╭─ Data section

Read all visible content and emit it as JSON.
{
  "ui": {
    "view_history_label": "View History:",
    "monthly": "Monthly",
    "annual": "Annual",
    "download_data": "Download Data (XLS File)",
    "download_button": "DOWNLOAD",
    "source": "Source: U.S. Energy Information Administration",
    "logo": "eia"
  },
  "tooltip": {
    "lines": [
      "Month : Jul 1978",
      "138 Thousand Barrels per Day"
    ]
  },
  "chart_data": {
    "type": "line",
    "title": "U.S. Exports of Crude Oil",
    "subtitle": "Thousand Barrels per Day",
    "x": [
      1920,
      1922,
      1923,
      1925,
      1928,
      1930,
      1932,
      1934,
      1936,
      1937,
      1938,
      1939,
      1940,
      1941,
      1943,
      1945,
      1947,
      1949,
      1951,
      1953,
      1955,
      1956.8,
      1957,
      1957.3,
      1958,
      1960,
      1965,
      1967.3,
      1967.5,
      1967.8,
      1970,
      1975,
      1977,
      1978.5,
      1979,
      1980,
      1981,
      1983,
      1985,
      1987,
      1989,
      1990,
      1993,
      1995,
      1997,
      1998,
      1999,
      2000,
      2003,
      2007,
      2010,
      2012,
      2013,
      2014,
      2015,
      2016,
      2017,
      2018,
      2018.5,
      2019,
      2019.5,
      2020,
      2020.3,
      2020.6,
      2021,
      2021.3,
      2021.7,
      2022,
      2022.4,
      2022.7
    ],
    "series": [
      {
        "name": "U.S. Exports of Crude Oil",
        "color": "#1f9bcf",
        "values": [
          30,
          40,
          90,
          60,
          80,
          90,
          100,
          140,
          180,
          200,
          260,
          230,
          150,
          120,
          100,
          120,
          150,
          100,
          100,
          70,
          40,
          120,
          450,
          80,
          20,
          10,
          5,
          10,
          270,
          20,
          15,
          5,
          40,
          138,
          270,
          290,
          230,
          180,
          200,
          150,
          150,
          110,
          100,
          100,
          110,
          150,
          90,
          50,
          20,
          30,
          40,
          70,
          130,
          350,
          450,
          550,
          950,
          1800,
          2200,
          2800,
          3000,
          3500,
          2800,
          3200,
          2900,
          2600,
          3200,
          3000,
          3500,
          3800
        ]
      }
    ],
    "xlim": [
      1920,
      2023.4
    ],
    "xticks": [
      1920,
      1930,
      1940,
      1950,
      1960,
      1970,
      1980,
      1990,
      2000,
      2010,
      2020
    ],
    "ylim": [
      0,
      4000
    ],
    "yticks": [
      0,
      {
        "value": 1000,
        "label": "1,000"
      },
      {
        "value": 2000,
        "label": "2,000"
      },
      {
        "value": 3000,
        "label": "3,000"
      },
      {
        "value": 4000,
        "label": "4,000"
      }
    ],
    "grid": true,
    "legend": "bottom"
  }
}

╰─

■ Exercise prompt
Your task is to transcribe the material exactly.

■ Answer for the task
Read all visible content and emit it as JSON.
{
  "ui": {
    "view_history_label": "View History:",
    "monthly": "Monthly",
    "annual": "Annual",
    "download_data": "Download Data (XLS File)",
    "download_button": "DOWNLOAD",
    "source": "Source: U.S. Energy Information Administration",
    "logo": "eia"
  },
  "tooltip": {
    "lines": [
      "Month : Jul 1978",
      "138 Thousand Barrels per Day"
    ]
  },
  "chart_data": {
    "type": "line",
    "title": "U.S. Exports of Crude Oil",
    "subtitle": "Thousand Barrels per Day",
    "x": [
      1920,
      1922,
      1923,
      1925,
      1928,
      1930,
      1932,
      1934,
      1936,
      1937,
      1938,
      1939,
      1940,
      1941,
      1943,
      1945,
      1947,
      1949,
      1951,
      1953,
      1955,
      1956.8,
      1957,
      1957.3,
      1958,
      1960,
      1965,
      1967.3,
      1967.5,
      1967.8,
      1970,
      1975,
      1977,
      1978.5,
      1979,
      1980,
      1981,
      1983,
      1985,
      1987,
      1989,
      1990,
      1993,
      1995,
      1997,
      1998,
      1999,
      2000,
      2003,
      2007,
      2010,
      2012,
      2013,
      2014,
      2015,
      2016,
      2017,
      2018,
      2018.5,
      2019,
      2019.5,
      2020,
      2020.3,
      2020.6,
      2021,
      2021.3,
      2021.7,
      2022,
      2022.4,
      2022.7
    ],
    "series": [
      {
        "name": "U.S. Exports of Crude Oil",
        "color": "#1f9bcf",
        "values": [
          30,
          40,
          90,
          60,
          80,
          90,
          100,
          140,
          180,
          200,
          260,
          230,
          150,
          120,
          100,
          120,
          150,
          100,
          100,
          70,
          40,
          120,
          450,
          80,
          20,
          10,
          5,
          10,
          270,
          20,
          15,
          5,
          40,
          138,
          270,
          290,
          230,
          180,
          200,
          150,
          150,
          110,
          100,
          100,
          110,
          150,
          90,
          50,
          20,
          30,
          40,
          70,
          130,
          350,
          450,
          550,
          950,
          1800,
          2200,
          2800,
          3000,
          3500,
          2800,
          3200,
          2900,
          2600,
          3200,
          3000,
          3500,
          3800
        ]
      }
    ],
    "xlim": [
      1920,
      2023.4
    ],
    "xticks": [
      1920,
      1930,
      1940,
      1950,
      1960,
      1970,
      1980,
      1990,
      2000,
      2010,
      2020
    ],
    "ylim": [
      0,
      4000
    ],
    "yticks": [
      0,
      {
        "value": 1000,
        "label": "1,000"
      },
      {
        "value": 2000,
        "label": "2,000"
      },
      {
        "value": 3000,
        "label": "3,000"
      },
      {
        "value": 4000,
        "label": "4,000"
      }
    ],
    "grid": true,
    "legend": "bottom"
  }
}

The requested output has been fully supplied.